Saved data entries
┄┄┄┄┄┄

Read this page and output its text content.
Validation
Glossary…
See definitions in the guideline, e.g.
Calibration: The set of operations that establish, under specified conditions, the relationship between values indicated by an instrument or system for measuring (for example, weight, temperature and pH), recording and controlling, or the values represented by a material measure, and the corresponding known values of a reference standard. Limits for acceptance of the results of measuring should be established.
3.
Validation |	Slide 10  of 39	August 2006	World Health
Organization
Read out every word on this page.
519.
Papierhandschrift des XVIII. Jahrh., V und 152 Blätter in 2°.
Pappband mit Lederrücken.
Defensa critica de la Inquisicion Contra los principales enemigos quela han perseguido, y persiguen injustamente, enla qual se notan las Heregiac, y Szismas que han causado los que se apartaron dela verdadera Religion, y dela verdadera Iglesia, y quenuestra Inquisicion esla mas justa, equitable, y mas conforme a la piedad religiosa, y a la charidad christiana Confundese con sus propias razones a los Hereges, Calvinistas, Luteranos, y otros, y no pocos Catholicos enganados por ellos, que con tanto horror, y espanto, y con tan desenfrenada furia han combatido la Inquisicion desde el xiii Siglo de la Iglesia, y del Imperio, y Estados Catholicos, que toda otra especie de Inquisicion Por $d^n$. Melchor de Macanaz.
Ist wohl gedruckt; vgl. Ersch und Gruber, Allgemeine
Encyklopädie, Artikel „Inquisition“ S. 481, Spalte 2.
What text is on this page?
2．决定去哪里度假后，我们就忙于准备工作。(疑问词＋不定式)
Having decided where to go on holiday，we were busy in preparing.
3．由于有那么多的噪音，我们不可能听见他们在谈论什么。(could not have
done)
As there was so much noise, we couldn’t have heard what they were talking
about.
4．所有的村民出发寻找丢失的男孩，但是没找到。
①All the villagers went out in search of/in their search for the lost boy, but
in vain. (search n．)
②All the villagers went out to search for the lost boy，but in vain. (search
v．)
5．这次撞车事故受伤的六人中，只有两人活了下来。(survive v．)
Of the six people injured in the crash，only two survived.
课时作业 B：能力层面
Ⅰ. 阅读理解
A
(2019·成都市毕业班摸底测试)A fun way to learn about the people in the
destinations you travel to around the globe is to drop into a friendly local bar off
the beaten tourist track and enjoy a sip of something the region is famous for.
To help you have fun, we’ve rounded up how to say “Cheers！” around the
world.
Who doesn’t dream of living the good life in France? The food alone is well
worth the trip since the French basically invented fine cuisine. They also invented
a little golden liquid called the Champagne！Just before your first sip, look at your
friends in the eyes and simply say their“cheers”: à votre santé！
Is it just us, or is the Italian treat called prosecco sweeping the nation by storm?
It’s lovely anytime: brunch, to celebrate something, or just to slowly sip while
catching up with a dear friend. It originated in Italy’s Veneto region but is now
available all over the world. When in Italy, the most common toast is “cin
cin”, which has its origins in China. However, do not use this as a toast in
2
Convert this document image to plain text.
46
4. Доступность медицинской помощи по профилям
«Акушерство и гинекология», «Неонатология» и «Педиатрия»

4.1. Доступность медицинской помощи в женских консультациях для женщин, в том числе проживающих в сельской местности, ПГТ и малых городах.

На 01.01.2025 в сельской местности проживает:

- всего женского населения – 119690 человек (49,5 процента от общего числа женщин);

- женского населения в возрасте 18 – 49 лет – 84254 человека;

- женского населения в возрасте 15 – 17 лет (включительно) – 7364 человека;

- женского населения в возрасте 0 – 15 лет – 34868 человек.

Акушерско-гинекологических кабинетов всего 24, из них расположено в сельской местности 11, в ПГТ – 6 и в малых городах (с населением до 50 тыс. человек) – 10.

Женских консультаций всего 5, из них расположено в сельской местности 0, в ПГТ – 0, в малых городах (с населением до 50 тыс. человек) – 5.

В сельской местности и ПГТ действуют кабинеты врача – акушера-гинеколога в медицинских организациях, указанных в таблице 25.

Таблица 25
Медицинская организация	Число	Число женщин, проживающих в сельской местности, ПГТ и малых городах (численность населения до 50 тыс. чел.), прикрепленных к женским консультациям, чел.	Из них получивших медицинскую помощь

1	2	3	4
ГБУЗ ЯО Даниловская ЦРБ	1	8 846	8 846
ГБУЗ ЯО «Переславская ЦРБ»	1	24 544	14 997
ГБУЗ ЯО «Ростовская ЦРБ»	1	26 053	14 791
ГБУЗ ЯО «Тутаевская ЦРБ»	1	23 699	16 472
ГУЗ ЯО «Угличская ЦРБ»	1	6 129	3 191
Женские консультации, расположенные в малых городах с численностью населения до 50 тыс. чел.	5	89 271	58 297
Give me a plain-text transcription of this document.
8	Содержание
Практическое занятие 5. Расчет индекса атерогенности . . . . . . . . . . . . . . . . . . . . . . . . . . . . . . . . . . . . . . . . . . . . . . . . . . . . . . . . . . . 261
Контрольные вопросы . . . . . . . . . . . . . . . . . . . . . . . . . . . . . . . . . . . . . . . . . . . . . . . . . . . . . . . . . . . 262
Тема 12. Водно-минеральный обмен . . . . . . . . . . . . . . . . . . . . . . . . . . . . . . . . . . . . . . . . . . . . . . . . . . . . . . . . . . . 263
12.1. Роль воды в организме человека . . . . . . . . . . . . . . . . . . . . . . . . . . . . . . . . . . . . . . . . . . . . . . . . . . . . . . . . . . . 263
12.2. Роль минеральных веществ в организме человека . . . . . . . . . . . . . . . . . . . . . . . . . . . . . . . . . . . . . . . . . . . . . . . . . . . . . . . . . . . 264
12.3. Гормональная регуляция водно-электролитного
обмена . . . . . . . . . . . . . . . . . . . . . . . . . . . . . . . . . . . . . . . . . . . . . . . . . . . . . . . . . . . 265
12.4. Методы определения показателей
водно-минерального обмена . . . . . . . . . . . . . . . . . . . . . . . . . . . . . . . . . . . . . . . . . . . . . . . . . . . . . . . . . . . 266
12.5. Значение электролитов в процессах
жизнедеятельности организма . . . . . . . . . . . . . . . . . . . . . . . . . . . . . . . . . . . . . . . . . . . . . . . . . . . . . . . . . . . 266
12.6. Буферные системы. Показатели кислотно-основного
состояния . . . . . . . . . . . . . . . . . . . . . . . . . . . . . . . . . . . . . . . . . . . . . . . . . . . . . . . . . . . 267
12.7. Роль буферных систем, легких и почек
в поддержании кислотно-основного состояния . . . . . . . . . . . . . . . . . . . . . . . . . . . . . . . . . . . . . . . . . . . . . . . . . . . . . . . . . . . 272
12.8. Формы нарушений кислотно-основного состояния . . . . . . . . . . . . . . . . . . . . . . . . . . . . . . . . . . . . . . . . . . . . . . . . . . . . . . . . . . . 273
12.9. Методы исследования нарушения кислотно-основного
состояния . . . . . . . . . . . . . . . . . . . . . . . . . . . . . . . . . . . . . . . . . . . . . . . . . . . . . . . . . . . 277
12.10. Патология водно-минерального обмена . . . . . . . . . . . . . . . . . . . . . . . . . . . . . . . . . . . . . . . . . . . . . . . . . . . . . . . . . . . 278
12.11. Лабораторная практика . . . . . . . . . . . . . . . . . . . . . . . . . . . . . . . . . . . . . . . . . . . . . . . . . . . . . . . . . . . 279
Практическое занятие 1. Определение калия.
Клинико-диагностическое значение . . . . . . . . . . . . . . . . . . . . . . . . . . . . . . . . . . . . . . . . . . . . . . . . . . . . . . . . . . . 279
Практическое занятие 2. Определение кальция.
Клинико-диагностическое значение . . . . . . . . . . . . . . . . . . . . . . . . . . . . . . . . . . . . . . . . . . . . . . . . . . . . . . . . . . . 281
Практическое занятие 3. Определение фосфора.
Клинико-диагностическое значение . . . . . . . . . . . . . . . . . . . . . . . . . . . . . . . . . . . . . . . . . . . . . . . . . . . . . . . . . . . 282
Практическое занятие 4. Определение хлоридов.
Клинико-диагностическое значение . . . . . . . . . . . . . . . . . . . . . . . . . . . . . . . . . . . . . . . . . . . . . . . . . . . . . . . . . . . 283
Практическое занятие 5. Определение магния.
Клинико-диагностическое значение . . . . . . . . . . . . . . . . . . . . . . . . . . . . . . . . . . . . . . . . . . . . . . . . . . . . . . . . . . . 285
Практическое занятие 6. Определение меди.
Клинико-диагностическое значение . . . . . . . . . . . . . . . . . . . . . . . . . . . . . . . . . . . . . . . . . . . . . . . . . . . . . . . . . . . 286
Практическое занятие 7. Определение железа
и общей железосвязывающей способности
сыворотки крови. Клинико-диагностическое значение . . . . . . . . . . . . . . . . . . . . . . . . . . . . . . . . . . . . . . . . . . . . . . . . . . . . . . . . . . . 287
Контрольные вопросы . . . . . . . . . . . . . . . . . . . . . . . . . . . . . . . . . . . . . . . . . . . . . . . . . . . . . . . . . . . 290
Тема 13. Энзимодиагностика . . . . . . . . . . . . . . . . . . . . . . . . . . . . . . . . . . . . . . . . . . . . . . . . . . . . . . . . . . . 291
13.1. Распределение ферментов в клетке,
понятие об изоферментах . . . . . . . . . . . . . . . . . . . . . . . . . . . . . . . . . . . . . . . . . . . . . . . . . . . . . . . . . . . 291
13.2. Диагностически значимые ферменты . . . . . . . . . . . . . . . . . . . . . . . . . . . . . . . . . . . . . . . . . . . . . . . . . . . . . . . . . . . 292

┄┄┄┄┄┄

## Job
In the records shown above, how many lines include the word "called"? Answer with the number only.

## Output
2